Stored data:

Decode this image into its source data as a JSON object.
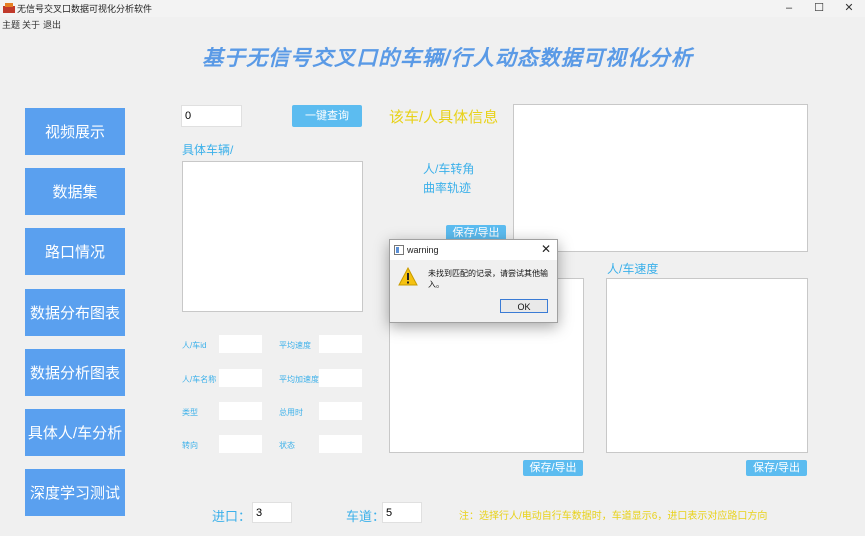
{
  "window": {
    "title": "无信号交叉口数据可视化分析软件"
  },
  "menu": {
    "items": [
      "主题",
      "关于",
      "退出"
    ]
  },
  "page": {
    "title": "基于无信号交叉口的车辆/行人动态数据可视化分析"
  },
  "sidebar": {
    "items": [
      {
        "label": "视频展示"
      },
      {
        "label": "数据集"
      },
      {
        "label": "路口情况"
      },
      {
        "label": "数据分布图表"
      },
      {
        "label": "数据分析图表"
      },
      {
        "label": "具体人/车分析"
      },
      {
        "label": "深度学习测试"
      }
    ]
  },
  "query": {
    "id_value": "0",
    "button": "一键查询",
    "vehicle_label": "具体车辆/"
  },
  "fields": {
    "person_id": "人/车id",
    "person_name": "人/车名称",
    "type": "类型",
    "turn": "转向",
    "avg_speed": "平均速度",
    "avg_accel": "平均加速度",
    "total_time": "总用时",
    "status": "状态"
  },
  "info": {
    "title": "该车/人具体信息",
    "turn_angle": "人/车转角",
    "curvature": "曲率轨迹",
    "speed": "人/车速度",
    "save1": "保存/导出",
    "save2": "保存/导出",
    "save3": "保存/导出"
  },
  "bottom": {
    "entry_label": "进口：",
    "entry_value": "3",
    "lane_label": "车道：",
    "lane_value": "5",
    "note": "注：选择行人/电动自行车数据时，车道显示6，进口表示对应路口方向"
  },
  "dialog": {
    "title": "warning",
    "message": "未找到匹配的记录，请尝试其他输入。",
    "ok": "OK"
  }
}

Written instruction
Take the data above and repeat it exactly, leaving each picture out.

Response to this exercise
Decode this image into its source data as a JSON object.
{
  "window": {
    "title": "无信号交叉口数据可视化分析软件"
  },
  "menu": {
    "items": [
      "主题",
      "关于",
      "退出"
    ]
  },
  "page": {
    "title": "基于无信号交叉口的车辆/行人动态数据可视化分析"
  },
  "sidebar": {
    "items": [
      {
        "label": "视频展示"
      },
      {
        "label": "数据集"
      },
      {
        "label": "路口情况"
      },
      {
        "label": "数据分布图表"
      },
      {
        "label": "数据分析图表"
      },
      {
        "label": "具体人/车分析"
      },
      {
        "label": "深度学习测试"
      }
    ]
  },
  "query": {
    "id_value": "0",
    "button": "一键查询",
    "vehicle_label": "具体车辆/"
  },
  "fields": {
    "person_id": "人/车id",
    "person_name": "人/车名称",
    "type": "类型",
    "turn": "转向",
    "avg_speed": "平均速度",
    "avg_accel": "平均加速度",
    "total_time": "总用时",
    "status": "状态"
  },
  "info": {
    "title": "该车/人具体信息",
    "turn_angle": "人/车转角",
    "curvature": "曲率轨迹",
    "speed": "人/车速度",
    "save1": "保存/导出",
    "save2": "保存/导出",
    "save3": "保存/导出"
  },
  "bottom": {
    "entry_label": "进口：",
    "entry_value": "3",
    "lane_label": "车道：",
    "lane_value": "5",
    "note": "注：选择行人/电动自行车数据时，车道显示6，进口表示对应路口方向"
  },
  "dialog": {
    "title": "warning",
    "message": "未找到匹配的记录，请尝试其他输入。",
    "ok": "OK"
  }
}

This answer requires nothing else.